═══ Records provided ═══

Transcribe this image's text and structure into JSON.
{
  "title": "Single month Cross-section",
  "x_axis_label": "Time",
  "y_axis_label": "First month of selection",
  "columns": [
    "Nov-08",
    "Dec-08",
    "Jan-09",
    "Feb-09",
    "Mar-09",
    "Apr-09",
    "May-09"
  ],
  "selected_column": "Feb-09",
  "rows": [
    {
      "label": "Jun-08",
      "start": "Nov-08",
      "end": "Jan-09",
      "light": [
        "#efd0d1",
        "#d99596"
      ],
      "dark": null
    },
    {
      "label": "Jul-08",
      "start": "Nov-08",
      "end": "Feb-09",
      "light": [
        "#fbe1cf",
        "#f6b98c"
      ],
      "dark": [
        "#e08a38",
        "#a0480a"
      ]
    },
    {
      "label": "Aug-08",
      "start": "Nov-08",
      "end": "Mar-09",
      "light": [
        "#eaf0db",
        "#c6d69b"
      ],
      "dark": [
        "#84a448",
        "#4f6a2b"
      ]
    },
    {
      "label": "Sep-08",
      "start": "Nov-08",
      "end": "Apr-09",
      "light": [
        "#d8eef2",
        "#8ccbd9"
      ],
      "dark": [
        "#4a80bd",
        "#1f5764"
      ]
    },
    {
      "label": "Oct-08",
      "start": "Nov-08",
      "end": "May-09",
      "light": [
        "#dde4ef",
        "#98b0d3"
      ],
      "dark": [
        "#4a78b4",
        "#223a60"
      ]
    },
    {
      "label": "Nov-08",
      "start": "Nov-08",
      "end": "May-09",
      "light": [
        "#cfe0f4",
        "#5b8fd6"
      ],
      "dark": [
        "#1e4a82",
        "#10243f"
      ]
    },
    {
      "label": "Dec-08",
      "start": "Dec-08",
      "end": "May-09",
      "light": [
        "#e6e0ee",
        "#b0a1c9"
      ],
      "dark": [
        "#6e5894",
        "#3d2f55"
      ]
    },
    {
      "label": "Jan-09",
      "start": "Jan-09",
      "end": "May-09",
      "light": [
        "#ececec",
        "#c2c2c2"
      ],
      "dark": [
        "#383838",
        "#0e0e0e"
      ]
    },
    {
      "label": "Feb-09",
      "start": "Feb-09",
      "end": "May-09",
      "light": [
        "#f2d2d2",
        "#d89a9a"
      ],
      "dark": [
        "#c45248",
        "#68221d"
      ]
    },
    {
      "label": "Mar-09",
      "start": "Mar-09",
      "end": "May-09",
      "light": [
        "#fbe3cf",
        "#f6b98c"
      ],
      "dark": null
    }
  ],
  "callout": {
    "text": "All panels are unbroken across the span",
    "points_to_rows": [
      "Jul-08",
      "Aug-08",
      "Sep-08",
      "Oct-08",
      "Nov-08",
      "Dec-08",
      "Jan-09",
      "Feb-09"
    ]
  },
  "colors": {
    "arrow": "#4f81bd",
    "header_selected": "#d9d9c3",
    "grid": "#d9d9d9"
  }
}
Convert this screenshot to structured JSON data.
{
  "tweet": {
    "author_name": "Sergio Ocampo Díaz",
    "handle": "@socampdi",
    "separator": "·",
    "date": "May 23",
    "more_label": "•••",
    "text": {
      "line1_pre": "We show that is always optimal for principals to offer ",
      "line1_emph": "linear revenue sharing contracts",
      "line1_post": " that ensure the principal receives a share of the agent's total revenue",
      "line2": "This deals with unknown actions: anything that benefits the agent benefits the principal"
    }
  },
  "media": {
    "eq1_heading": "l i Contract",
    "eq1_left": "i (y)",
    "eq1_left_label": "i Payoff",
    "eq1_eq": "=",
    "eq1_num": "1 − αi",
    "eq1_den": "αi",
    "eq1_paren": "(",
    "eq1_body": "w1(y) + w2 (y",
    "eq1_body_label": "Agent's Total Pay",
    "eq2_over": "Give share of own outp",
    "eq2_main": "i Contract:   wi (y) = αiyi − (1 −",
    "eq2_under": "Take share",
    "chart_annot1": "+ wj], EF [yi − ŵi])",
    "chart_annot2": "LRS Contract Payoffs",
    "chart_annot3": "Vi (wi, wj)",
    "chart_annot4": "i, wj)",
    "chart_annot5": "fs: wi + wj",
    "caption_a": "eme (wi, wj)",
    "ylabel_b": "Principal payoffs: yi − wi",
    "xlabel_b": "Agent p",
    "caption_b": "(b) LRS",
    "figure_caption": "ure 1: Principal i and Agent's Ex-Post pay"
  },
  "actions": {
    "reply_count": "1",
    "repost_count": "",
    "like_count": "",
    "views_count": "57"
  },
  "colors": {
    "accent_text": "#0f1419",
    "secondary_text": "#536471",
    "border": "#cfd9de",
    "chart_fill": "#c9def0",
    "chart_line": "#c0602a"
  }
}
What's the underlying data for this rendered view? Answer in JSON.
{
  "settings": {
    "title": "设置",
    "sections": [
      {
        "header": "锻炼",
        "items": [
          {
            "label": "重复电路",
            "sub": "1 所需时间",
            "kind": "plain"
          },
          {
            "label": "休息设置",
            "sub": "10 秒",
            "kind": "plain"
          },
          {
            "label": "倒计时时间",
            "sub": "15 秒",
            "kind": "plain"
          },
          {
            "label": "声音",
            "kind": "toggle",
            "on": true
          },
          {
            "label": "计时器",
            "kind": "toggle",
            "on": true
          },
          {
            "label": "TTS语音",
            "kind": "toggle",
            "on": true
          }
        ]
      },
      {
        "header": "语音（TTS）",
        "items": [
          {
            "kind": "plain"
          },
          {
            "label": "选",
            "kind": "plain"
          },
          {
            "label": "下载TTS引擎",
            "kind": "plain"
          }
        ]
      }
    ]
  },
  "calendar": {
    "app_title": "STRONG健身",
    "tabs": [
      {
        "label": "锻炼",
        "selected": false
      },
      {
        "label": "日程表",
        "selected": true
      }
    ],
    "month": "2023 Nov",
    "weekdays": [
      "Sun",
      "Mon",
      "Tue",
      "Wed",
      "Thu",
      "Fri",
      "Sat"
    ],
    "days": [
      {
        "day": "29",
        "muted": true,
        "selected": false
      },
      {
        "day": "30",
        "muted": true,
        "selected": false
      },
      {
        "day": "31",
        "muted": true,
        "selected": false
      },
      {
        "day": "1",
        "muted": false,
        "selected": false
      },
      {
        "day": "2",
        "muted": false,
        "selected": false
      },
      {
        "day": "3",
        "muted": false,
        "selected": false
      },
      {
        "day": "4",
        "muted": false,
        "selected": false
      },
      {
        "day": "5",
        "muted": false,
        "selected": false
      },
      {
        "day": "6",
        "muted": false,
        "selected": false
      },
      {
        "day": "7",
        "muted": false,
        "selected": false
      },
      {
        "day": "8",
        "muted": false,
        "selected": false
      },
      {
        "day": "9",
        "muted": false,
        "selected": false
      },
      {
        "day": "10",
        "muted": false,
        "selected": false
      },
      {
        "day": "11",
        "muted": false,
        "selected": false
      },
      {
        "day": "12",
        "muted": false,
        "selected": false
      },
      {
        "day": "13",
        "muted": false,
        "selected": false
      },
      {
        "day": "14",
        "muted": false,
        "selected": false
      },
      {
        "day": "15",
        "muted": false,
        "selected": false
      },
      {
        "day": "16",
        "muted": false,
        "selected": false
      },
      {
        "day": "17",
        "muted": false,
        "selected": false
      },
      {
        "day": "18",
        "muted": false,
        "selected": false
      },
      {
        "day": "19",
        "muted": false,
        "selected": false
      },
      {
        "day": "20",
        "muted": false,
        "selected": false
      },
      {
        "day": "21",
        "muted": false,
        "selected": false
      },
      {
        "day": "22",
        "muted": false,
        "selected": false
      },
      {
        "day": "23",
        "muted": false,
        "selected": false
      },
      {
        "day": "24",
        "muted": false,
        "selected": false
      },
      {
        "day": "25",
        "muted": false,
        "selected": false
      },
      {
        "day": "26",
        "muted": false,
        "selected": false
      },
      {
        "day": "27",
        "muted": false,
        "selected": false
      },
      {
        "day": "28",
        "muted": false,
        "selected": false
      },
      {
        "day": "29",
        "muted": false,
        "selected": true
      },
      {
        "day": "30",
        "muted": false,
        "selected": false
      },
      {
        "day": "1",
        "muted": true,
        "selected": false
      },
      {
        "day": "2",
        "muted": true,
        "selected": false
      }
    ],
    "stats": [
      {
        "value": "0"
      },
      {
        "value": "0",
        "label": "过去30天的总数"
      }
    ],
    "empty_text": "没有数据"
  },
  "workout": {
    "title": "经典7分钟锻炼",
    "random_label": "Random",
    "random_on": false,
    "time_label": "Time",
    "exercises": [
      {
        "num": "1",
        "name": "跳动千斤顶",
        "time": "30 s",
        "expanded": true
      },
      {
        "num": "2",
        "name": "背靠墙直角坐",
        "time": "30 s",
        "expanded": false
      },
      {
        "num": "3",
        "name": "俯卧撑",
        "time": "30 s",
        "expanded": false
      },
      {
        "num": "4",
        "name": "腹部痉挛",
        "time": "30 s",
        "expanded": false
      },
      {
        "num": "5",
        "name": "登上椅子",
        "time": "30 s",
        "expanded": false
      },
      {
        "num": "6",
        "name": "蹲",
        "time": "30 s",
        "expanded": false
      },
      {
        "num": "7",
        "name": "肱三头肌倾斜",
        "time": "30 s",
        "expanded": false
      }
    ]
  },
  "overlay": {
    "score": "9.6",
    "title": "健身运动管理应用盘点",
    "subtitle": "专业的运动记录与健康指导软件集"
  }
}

═══

*Exercise brief*. Scan the lines above for "share", then copy every one that has it.

*Complete response*.
      "line1_post": " that ensure the principal receives a share of the agent's total revenue",
    "eq2_over": "Give share of own outp",
    "eq2_under": "Take share",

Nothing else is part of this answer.